**Work required**
Show each line from the listing that includes the word "close".

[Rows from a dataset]
****

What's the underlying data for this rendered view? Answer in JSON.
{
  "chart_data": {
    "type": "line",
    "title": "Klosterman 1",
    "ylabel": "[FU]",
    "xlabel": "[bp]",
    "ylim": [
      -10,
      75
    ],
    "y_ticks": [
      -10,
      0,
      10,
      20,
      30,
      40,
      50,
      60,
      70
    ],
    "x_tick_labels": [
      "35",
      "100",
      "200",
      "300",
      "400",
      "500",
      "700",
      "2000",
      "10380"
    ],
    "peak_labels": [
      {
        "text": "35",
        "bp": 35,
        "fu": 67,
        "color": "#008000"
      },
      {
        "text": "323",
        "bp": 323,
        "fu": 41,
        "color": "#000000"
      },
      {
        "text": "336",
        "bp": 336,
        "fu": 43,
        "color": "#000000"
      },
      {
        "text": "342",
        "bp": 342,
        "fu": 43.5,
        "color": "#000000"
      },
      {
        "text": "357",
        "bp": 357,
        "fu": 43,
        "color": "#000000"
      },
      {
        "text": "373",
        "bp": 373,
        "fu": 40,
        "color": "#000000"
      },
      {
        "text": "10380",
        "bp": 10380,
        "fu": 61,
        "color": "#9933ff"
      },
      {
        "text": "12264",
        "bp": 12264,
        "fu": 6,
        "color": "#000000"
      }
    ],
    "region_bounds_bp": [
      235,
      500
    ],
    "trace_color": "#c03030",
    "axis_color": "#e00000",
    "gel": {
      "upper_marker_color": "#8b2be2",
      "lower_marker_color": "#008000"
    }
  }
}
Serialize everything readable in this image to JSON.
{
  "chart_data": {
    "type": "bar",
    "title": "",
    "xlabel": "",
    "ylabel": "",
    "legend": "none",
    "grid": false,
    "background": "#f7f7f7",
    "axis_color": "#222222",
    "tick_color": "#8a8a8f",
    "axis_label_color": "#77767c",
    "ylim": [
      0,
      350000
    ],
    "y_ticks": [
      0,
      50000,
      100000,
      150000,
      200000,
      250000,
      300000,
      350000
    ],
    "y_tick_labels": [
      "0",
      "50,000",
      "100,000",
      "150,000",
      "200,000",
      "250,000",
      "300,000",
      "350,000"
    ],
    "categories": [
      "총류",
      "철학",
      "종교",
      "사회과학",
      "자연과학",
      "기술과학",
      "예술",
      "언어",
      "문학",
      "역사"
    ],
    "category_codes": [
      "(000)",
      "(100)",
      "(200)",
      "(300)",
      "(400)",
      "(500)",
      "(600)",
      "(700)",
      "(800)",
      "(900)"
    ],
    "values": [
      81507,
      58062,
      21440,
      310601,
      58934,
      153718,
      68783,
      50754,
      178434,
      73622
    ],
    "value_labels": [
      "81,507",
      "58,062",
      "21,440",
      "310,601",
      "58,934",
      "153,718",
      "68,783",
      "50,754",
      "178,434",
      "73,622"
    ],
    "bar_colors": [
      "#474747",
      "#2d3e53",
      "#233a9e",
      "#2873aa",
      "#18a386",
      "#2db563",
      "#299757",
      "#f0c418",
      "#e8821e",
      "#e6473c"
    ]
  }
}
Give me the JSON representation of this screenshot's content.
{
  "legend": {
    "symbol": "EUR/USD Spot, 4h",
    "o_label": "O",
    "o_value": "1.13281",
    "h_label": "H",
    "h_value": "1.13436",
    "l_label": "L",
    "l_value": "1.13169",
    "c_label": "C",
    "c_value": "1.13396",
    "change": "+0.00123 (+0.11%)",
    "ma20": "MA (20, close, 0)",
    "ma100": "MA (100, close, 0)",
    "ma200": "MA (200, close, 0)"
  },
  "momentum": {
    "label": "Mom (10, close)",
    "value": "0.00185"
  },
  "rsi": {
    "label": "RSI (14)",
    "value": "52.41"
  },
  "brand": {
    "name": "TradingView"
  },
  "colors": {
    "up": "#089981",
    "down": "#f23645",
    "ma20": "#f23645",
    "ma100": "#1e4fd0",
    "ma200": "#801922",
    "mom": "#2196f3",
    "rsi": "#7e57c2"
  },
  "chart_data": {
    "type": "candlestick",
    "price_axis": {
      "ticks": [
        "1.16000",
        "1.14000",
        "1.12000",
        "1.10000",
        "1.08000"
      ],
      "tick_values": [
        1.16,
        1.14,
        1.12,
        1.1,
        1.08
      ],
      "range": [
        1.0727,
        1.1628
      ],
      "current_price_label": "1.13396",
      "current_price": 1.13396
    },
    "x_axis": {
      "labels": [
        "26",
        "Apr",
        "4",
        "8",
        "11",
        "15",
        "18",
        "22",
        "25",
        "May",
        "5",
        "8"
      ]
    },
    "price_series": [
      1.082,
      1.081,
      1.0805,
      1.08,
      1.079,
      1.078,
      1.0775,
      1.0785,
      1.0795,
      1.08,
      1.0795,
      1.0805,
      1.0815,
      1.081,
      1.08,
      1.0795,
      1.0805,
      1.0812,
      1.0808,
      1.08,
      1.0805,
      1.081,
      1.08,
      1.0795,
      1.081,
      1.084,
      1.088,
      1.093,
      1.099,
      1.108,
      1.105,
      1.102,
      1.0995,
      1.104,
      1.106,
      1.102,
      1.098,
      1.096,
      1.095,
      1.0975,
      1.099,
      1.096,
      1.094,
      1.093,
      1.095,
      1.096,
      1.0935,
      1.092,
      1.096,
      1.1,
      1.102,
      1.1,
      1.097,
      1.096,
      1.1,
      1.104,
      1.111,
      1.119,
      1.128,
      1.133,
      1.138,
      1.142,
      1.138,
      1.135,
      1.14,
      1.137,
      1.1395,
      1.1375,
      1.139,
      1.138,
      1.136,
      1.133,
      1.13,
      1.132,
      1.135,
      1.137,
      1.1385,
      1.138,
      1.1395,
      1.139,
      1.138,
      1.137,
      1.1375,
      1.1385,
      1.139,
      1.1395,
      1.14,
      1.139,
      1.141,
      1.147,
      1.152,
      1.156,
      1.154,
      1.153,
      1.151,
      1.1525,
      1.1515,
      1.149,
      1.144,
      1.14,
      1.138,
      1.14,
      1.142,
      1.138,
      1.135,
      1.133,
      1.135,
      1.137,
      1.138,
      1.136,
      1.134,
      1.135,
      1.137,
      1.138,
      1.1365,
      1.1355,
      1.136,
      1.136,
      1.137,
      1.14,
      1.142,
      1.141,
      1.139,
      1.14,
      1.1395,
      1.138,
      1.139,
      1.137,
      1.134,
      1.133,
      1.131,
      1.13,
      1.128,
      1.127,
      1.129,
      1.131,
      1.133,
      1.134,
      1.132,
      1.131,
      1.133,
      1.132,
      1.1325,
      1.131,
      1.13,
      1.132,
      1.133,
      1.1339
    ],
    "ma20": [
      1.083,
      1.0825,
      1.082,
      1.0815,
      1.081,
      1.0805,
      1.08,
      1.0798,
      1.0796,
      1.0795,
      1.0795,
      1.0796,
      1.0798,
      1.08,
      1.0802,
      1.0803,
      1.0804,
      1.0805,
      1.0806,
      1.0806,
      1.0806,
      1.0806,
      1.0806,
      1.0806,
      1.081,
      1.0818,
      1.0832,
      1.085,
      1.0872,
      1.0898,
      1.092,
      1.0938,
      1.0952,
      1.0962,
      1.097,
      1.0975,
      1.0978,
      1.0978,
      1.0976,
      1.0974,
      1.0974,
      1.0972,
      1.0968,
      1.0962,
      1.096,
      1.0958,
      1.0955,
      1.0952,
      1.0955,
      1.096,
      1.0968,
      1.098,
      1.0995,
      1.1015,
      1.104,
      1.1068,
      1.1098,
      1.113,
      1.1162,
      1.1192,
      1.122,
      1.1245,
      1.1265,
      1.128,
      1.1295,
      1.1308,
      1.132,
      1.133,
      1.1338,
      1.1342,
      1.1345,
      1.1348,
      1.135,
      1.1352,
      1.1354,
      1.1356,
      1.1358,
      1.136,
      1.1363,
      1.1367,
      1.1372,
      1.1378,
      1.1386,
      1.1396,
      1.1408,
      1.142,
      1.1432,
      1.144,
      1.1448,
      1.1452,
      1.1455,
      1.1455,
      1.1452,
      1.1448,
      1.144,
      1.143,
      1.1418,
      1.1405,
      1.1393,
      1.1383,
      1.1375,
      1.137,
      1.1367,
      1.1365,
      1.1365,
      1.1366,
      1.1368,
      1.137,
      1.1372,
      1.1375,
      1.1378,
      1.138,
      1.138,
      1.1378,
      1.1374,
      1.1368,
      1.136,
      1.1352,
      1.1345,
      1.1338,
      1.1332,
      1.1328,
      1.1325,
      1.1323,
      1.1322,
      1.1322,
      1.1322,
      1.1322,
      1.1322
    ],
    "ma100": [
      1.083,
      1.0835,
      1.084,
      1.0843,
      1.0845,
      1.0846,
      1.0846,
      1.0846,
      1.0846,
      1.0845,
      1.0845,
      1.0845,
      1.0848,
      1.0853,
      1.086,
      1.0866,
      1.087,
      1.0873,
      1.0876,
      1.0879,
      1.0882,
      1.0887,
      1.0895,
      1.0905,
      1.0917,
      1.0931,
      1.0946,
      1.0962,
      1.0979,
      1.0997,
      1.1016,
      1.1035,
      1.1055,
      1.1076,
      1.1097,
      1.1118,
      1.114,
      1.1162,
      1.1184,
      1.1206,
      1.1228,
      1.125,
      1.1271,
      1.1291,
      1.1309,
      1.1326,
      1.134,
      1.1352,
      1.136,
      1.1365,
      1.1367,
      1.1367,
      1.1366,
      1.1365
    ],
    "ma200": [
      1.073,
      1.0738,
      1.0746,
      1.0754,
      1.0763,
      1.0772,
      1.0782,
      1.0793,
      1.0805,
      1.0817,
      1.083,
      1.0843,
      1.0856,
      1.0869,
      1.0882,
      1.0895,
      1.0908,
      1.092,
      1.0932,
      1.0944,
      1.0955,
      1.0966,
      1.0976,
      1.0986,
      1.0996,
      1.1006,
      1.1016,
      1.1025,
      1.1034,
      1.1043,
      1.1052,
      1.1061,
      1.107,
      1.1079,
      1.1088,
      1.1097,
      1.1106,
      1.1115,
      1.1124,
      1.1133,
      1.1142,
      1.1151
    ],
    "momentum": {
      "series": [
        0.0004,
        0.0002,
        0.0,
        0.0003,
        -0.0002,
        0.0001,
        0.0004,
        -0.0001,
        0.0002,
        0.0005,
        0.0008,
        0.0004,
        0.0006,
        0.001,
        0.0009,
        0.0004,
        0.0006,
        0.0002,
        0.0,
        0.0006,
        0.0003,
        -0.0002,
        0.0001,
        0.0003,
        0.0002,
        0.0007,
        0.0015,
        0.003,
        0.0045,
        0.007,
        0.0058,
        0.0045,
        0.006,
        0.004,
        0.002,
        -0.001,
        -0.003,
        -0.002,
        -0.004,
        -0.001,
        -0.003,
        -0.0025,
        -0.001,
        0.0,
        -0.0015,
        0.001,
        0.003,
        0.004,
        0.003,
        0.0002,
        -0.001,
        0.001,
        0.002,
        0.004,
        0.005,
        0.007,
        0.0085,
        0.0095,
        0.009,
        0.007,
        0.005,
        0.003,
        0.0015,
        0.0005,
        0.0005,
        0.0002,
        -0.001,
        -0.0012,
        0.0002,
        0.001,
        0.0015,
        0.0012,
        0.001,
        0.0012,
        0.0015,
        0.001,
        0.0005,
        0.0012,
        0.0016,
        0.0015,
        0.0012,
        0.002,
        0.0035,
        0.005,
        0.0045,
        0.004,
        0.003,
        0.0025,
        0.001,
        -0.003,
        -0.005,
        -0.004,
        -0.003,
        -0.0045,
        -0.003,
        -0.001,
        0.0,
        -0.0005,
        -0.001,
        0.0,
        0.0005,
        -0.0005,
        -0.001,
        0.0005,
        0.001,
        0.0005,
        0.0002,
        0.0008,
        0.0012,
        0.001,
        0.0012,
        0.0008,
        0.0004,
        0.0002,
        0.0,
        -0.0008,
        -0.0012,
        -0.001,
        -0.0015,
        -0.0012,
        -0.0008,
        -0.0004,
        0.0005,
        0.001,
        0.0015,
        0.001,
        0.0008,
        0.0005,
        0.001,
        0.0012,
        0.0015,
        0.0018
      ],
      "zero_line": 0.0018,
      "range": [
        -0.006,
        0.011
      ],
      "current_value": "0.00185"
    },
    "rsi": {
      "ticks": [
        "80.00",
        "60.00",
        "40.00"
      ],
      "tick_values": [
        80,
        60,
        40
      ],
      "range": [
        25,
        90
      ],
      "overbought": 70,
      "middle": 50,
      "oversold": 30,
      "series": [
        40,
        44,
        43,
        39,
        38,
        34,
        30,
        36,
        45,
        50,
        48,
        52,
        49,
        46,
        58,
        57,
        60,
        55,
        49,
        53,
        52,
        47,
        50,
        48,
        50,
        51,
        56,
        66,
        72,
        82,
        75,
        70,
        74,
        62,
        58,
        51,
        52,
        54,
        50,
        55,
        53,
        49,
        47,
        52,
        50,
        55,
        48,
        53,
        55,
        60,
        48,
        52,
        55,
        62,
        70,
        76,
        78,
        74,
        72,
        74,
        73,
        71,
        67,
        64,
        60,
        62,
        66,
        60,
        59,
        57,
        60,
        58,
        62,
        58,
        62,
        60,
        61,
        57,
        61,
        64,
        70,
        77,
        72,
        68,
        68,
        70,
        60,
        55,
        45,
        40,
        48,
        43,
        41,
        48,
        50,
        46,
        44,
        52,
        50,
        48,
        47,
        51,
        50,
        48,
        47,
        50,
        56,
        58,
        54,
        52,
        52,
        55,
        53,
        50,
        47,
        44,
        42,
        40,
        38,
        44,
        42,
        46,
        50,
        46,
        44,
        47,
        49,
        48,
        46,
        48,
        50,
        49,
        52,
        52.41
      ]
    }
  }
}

****

**Answer for the task**
    "ma20": "MA (20, close, 0)",
    "ma100": "MA (100, close, 0)",
    "ma200": "MA (200, close, 0)"
    "label": "Mom (10, close)",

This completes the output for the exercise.